- Exercise task
Report only how many lines hold the word "this".

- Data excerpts
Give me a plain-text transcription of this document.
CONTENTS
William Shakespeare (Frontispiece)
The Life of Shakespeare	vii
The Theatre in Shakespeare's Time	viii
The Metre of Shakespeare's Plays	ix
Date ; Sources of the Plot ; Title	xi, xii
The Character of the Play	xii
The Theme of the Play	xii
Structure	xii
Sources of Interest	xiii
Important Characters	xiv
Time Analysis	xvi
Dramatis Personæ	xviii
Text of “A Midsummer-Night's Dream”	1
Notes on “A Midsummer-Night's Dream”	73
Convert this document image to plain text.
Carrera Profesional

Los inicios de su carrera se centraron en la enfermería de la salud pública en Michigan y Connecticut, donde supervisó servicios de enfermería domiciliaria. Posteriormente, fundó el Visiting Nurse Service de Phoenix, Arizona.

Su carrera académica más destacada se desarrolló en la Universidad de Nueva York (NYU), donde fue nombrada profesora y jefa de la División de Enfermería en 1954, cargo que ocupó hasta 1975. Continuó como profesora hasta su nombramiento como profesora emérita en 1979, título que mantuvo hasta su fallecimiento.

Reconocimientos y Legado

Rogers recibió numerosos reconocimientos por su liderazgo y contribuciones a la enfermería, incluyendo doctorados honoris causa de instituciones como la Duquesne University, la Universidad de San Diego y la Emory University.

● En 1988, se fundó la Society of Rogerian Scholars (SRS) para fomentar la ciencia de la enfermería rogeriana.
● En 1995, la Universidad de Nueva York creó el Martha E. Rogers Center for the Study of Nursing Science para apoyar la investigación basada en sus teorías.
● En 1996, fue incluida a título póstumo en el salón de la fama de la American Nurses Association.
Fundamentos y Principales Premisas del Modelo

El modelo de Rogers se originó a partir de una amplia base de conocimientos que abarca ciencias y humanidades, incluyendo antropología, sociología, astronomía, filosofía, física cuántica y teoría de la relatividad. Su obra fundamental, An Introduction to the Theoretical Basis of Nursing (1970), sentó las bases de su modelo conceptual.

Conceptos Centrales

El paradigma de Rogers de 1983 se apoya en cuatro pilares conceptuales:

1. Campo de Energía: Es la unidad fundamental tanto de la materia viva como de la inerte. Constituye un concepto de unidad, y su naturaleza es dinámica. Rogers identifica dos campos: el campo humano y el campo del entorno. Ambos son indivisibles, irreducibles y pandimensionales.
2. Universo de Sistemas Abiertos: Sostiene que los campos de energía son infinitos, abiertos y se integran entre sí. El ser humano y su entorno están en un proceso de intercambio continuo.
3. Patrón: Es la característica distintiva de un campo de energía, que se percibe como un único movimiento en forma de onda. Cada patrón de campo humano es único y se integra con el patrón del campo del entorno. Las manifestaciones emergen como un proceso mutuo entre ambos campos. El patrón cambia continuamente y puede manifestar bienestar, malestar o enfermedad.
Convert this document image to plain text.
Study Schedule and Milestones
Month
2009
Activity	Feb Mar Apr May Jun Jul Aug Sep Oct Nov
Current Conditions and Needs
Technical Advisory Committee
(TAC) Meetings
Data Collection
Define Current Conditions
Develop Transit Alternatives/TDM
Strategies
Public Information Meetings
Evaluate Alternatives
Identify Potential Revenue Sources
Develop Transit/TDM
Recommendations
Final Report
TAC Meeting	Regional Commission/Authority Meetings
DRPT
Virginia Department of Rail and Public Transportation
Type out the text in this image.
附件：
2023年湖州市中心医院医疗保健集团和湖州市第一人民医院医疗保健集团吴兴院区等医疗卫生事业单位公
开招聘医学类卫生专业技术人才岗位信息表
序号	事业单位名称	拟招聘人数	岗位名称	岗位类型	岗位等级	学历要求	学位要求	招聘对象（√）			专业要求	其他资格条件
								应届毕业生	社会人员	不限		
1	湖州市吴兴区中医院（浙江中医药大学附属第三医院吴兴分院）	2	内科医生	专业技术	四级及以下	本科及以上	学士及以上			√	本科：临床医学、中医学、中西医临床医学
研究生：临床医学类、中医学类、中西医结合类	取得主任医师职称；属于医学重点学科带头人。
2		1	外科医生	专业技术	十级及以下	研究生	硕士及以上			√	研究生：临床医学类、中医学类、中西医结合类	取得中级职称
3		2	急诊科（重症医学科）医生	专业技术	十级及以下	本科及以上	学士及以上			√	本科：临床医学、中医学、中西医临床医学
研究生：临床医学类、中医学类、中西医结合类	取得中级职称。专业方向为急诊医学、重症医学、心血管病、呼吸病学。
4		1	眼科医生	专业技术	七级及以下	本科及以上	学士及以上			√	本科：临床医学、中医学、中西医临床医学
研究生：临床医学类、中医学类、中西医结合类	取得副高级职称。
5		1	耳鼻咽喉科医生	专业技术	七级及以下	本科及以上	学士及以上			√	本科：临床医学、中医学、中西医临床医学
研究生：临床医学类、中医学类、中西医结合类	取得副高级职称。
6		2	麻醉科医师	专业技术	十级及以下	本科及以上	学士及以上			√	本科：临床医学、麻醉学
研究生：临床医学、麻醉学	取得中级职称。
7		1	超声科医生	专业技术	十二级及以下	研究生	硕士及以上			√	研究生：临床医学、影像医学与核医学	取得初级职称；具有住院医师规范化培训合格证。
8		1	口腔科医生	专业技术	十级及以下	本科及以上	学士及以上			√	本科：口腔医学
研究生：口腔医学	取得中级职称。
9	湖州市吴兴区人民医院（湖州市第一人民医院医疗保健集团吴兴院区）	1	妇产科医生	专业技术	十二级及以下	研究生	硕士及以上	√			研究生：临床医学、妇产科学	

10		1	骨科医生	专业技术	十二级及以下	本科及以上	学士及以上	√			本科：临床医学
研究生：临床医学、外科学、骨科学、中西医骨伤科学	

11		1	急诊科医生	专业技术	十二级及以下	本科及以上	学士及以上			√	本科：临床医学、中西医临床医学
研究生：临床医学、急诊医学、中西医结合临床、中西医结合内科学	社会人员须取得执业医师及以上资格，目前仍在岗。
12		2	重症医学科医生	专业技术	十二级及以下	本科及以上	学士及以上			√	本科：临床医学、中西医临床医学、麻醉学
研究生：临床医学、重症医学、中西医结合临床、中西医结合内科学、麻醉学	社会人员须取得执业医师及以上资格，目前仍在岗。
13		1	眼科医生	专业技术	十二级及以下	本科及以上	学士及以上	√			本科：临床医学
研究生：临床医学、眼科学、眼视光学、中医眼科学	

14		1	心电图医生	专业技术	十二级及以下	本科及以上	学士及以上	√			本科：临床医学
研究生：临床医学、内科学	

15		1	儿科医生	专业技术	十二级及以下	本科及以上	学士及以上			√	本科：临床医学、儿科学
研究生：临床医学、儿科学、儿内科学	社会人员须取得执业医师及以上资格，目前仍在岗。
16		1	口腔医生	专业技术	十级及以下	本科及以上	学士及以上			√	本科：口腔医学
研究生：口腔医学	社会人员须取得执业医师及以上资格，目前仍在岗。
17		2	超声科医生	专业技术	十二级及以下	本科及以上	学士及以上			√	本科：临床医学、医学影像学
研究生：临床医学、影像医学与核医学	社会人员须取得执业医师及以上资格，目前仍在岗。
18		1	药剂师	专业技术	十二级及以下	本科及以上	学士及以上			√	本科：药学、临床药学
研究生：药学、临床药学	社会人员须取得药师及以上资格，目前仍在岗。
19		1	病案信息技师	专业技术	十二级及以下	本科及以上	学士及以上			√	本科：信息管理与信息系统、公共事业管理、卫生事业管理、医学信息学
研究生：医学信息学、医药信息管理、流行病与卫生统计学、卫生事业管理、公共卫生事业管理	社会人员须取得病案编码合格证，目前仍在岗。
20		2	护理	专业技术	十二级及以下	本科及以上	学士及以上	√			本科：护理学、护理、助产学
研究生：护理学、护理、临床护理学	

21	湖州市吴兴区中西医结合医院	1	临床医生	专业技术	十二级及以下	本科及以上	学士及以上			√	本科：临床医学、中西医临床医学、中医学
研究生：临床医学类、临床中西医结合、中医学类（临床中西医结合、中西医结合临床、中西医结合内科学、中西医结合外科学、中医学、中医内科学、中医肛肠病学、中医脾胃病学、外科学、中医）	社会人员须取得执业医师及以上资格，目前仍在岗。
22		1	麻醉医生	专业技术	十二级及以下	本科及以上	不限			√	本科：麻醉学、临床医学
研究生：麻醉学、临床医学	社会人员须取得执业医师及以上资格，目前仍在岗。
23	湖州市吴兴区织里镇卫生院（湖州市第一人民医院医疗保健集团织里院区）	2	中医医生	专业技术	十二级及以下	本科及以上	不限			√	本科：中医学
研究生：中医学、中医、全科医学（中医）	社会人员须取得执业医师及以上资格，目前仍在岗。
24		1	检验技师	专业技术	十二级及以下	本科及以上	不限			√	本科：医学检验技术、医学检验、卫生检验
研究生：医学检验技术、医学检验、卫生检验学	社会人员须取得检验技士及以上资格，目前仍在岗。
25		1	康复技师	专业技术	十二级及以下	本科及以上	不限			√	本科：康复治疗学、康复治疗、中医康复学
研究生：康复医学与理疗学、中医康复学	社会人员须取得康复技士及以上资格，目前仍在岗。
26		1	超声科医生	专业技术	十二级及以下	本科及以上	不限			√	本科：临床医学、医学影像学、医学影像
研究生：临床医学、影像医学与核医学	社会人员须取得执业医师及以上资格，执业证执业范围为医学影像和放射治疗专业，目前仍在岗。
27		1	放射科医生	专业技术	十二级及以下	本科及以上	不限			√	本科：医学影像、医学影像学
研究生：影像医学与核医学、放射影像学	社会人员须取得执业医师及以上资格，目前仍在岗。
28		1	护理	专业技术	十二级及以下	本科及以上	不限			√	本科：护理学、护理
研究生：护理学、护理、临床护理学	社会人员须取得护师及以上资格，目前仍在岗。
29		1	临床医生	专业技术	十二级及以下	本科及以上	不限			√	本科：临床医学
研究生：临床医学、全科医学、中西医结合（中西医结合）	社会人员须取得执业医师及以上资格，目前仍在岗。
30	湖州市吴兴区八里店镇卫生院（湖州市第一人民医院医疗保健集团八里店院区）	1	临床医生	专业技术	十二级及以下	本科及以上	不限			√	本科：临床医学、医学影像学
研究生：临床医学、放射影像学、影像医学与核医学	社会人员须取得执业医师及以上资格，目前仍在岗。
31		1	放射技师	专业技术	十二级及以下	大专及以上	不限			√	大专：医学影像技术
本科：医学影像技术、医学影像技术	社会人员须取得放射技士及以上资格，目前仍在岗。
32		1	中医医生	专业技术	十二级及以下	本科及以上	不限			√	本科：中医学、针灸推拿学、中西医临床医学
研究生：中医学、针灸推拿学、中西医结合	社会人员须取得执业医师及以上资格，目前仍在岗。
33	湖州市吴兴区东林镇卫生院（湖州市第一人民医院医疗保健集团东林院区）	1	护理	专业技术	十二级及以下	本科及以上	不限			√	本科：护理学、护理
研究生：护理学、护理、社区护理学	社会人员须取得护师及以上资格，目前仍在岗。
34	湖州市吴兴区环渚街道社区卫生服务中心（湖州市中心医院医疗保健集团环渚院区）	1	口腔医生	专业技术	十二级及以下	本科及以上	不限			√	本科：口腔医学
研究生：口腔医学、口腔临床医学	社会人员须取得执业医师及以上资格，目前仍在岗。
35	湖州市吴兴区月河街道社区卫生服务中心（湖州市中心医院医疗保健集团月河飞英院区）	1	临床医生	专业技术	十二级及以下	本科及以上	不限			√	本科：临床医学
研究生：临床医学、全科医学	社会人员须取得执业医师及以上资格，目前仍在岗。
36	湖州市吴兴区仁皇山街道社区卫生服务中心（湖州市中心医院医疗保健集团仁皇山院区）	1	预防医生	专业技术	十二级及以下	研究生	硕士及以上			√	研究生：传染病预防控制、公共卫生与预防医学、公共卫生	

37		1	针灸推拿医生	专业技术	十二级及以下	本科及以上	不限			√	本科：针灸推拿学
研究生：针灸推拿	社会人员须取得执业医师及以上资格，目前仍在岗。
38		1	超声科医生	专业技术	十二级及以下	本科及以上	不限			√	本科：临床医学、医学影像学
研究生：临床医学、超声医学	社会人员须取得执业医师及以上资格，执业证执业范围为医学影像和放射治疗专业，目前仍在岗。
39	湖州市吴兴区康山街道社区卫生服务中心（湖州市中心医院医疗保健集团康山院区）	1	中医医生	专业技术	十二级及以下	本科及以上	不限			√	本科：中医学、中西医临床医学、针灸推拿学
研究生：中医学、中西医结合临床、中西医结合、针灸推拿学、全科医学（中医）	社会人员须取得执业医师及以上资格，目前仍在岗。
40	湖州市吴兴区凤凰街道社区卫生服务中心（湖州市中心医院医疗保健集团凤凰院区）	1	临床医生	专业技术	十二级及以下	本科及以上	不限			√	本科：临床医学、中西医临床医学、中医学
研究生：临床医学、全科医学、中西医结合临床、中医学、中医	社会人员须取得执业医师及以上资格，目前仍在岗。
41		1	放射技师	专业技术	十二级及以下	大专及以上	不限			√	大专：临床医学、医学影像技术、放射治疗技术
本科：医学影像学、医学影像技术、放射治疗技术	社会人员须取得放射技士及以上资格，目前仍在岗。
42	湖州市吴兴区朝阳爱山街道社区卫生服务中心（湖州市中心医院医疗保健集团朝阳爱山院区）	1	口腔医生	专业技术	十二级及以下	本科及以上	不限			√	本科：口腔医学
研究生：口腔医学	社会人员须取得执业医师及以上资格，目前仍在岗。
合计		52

- The result
4